» PROBLEM DETAILS
Copy the data that follows exactly. Include no pictures.

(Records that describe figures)
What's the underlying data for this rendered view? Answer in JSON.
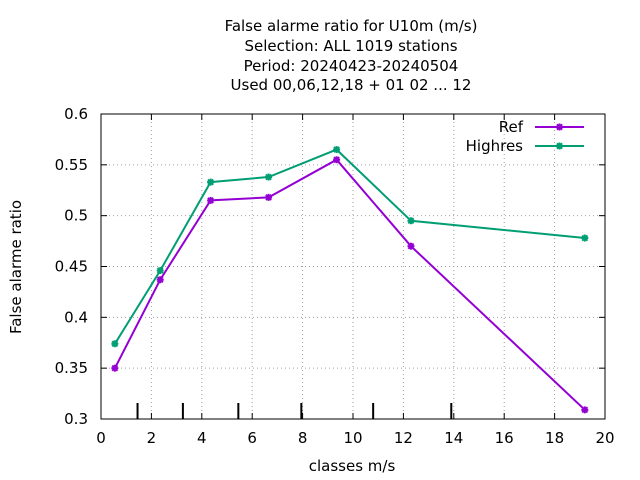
{
  "chart_data": {
    "type": "line",
    "title_lines": [
      "False alarme ratio  for U10m (m/s)",
      "Selection: ALL   1019 stations",
      "Period: 20240423-20240504",
      "Used  00,06,12,18 + 01 02 ... 12"
    ],
    "xlabel": "classes m/s",
    "ylabel": "False alarme ratio",
    "xlim": [
      0,
      20
    ],
    "ylim": [
      0.3,
      0.6
    ],
    "xticks": [
      0,
      2,
      4,
      6,
      8,
      10,
      12,
      14,
      16,
      18,
      20
    ],
    "yticks": [
      0.3,
      0.35,
      0.4,
      0.45,
      0.5,
      0.55,
      0.6
    ],
    "xtick_labels": [
      "0",
      "2",
      "4",
      "6",
      "8",
      "10",
      "12",
      "14",
      "16",
      "18",
      "20"
    ],
    "ytick_labels": [
      "0.3",
      "0.35",
      "0.4",
      "0.45",
      "0.5",
      "0.55",
      "0.6"
    ],
    "class_boundaries": [
      1.45,
      3.25,
      5.45,
      7.95,
      10.8,
      13.9
    ],
    "grid": true,
    "legend_position": "top-right",
    "series": [
      {
        "name": "Ref",
        "color": "#9400d3",
        "x": [
          0.55,
          2.35,
          4.35,
          6.65,
          9.35,
          12.3,
          19.2
        ],
        "y": [
          0.35,
          0.437,
          0.515,
          0.518,
          0.555,
          0.47,
          0.309
        ]
      },
      {
        "name": "Highres",
        "color": "#009e73",
        "x": [
          0.55,
          2.35,
          4.35,
          6.65,
          9.35,
          12.3,
          19.2
        ],
        "y": [
          0.374,
          0.446,
          0.533,
          0.538,
          0.565,
          0.495,
          0.478
        ]
      }
    ]
  }
}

» SOLUTION
What's the underlying data for this rendered view? Answer in JSON.
{
  "chart_data": {
    "type": "line",
    "title_lines": [
      "False alarme ratio  for U10m (m/s)",
      "Selection: ALL   1019 stations",
      "Period: 20240423-20240504",
      "Used  00,06,12,18 + 01 02 ... 12"
    ],
    "xlabel": "classes m/s",
    "ylabel": "False alarme ratio",
    "xlim": [
      0,
      20
    ],
    "ylim": [
      0.3,
      0.6
    ],
    "xticks": [
      0,
      2,
      4,
      6,
      8,
      10,
      12,
      14,
      16,
      18,
      20
    ],
    "yticks": [
      0.3,
      0.35,
      0.4,
      0.45,
      0.5,
      0.55,
      0.6
    ],
    "xtick_labels": [
      "0",
      "2",
      "4",
      "6",
      "8",
      "10",
      "12",
      "14",
      "16",
      "18",
      "20"
    ],
    "ytick_labels": [
      "0.3",
      "0.35",
      "0.4",
      "0.45",
      "0.5",
      "0.55",
      "0.6"
    ],
    "class_boundaries": [
      1.45,
      3.25,
      5.45,
      7.95,
      10.8,
      13.9
    ],
    "grid": true,
    "legend_position": "top-right",
    "series": [
      {
        "name": "Ref",
        "color": "#9400d3",
        "x": [
          0.55,
          2.35,
          4.35,
          6.65,
          9.35,
          12.3,
          19.2
        ],
        "y": [
          0.35,
          0.437,
          0.515,
          0.518,
          0.555,
          0.47,
          0.309
        ]
      },
      {
        "name": "Highres",
        "color": "#009e73",
        "x": [
          0.55,
          2.35,
          4.35,
          6.65,
          9.35,
          12.3,
          19.2
        ],
        "y": [
          0.374,
          0.446,
          0.533,
          0.538,
          0.565,
          0.495,
          0.478
        ]
      }
    ]
  }
}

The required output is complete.